— START OF Source material —
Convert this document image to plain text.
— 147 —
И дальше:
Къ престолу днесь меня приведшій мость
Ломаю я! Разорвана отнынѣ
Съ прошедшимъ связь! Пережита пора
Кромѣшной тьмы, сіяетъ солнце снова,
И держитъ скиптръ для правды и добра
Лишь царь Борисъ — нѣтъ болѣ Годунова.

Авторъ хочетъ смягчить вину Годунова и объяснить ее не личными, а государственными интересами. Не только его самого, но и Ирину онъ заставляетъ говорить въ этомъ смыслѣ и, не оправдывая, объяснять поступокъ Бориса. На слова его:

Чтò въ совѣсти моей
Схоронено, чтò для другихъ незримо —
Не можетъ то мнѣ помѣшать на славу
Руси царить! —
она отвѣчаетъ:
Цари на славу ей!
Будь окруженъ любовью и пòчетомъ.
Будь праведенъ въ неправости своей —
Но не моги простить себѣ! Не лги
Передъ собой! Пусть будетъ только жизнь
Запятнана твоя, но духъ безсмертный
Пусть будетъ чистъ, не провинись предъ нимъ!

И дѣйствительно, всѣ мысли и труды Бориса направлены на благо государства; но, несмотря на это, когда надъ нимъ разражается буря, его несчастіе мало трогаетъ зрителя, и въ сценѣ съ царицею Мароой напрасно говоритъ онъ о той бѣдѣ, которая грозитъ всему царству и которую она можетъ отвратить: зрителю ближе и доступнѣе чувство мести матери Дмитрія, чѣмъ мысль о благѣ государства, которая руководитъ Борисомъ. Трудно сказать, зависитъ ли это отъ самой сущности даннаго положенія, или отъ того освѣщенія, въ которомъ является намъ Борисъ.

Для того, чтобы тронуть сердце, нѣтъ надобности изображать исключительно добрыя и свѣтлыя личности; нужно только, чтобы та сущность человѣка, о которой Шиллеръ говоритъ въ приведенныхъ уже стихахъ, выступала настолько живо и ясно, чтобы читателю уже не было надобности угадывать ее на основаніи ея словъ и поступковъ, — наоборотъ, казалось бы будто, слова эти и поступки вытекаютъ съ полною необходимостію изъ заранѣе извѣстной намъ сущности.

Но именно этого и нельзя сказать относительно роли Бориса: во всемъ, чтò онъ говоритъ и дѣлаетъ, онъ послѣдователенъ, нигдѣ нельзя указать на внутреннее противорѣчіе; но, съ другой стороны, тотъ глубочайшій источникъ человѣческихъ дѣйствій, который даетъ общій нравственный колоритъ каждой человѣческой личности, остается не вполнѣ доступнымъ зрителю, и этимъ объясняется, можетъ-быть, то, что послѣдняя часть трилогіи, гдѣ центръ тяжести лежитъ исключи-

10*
— END OF Source material —
Request:
Would you restate each of the entries word for word?

Solved problem:
Convert this document image to plain text.
— 147 —
И дальше:
Къ престолу днесь меня приведшій мость
Ломаю я! Разорвана отнынѣ
Съ прошедшимъ связь! Пережита пора
Кромѣшной тьмы, сіяетъ солнце снова,
И держитъ скиптръ для правды и добра
Лишь царь Борисъ — нѣтъ болѣ Годунова.

Авторъ хочетъ смягчить вину Годунова и объяснить ее не личными, а государственными интересами. Не только его самого, но и Ирину онъ заставляетъ говорить въ этомъ смыслѣ и, не оправдывая, объяснять поступокъ Бориса. На слова его:

Чтò въ совѣсти моей
Схоронено, чтò для другихъ незримо —
Не можетъ то мнѣ помѣшать на славу
Руси царить! —
она отвѣчаетъ:
Цари на славу ей!
Будь окруженъ любовью и пòчетомъ.
Будь праведенъ въ неправости своей —
Но не моги простить себѣ! Не лги
Передъ собой! Пусть будетъ только жизнь
Запятнана твоя, но духъ безсмертный
Пусть будетъ чистъ, не провинись предъ нимъ!

И дѣйствительно, всѣ мысли и труды Бориса направлены на благо государства; но, несмотря на это, когда надъ нимъ разражается буря, его несчастіе мало трогаетъ зрителя, и въ сценѣ съ царицею Мароой напрасно говоритъ онъ о той бѣдѣ, которая грозитъ всему царству и которую она можетъ отвратить: зрителю ближе и доступнѣе чувство мести матери Дмитрія, чѣмъ мысль о благѣ государства, которая руководитъ Борисомъ. Трудно сказать, зависитъ ли это отъ самой сущности даннаго положенія, или отъ того освѣщенія, въ которомъ является намъ Борисъ.

Для того, чтобы тронуть сердце, нѣтъ надобности изображать исключительно добрыя и свѣтлыя личности; нужно только, чтобы та сущность человѣка, о которой Шиллеръ говоритъ въ приведенныхъ уже стихахъ, выступала настолько живо и ясно, чтобы читателю уже не было надобности угадывать ее на основаніи ея словъ и поступковъ, — наоборотъ, казалось бы будто, слова эти и поступки вытекаютъ съ полною необходимостію изъ заранѣе извѣстной намъ сущности.

Но именно этого и нельзя сказать относительно роли Бориса: во всемъ, чтò онъ говоритъ и дѣлаетъ, онъ послѣдователенъ, нигдѣ нельзя указать на внутреннее противорѣчіе; но, съ другой стороны, тотъ глубочайшій источникъ человѣческихъ дѣйствій, который даетъ общій нравственный колоритъ каждой человѣческой личности, остается не вполнѣ доступнымъ зрителю, и этимъ объясняется, можетъ-быть, то, что послѣдняя часть трилогіи, гдѣ центръ тяжести лежитъ исключи-

10*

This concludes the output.